━━━ THE INPUT ━━━
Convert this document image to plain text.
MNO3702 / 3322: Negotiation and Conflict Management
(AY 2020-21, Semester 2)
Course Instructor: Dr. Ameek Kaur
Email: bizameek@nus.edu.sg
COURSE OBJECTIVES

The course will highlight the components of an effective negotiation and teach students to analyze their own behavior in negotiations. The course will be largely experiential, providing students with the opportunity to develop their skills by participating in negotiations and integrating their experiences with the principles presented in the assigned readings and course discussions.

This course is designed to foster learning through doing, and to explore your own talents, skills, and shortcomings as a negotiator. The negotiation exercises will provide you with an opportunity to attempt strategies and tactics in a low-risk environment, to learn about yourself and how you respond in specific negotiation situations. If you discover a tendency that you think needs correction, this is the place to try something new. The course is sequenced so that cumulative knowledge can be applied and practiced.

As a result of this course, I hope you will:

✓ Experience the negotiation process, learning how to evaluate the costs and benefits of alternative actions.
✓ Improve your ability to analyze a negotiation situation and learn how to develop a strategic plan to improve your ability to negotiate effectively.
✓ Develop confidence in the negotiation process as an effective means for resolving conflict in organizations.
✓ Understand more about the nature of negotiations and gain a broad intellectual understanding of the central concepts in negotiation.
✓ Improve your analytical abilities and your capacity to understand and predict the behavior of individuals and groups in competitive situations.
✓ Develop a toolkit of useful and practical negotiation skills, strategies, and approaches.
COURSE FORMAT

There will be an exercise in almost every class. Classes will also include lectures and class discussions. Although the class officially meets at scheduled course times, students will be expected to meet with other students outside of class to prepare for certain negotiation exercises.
━━━
# EXERCISE PROMPT
Copy out the whole listing exactly; please set it all down.

# WRITTEN RESPONSE
Convert this document image to plain text.
MNO3702 / 3322: Negotiation and Conflict Management
(AY 2020-21, Semester 2)
Course Instructor: Dr. Ameek Kaur
Email: bizameek@nus.edu.sg
COURSE OBJECTIVES

The course will highlight the components of an effective negotiation and teach students to analyze their own behavior in negotiations. The course will be largely experiential, providing students with the opportunity to develop their skills by participating in negotiations and integrating their experiences with the principles presented in the assigned readings and course discussions.

This course is designed to foster learning through doing, and to explore your own talents, skills, and shortcomings as a negotiator. The negotiation exercises will provide you with an opportunity to attempt strategies and tactics in a low-risk environment, to learn about yourself and how you respond in specific negotiation situations. If you discover a tendency that you think needs correction, this is the place to try something new. The course is sequenced so that cumulative knowledge can be applied and practiced.

As a result of this course, I hope you will:

✓ Experience the negotiation process, learning how to evaluate the costs and benefits of alternative actions.
✓ Improve your ability to analyze a negotiation situation and learn how to develop a strategic plan to improve your ability to negotiate effectively.
✓ Develop confidence in the negotiation process as an effective means for resolving conflict in organizations.
✓ Understand more about the nature of negotiations and gain a broad intellectual understanding of the central concepts in negotiation.
✓ Improve your analytical abilities and your capacity to understand and predict the behavior of individuals and groups in competitive situations.
✓ Develop a toolkit of useful and practical negotiation skills, strategies, and approaches.
COURSE FORMAT

There will be an exercise in almost every class. Classes will also include lectures and class discussions. Although the class officially meets at scheduled course times, students will be expected to meet with other students outside of class to prepare for certain negotiation exercises.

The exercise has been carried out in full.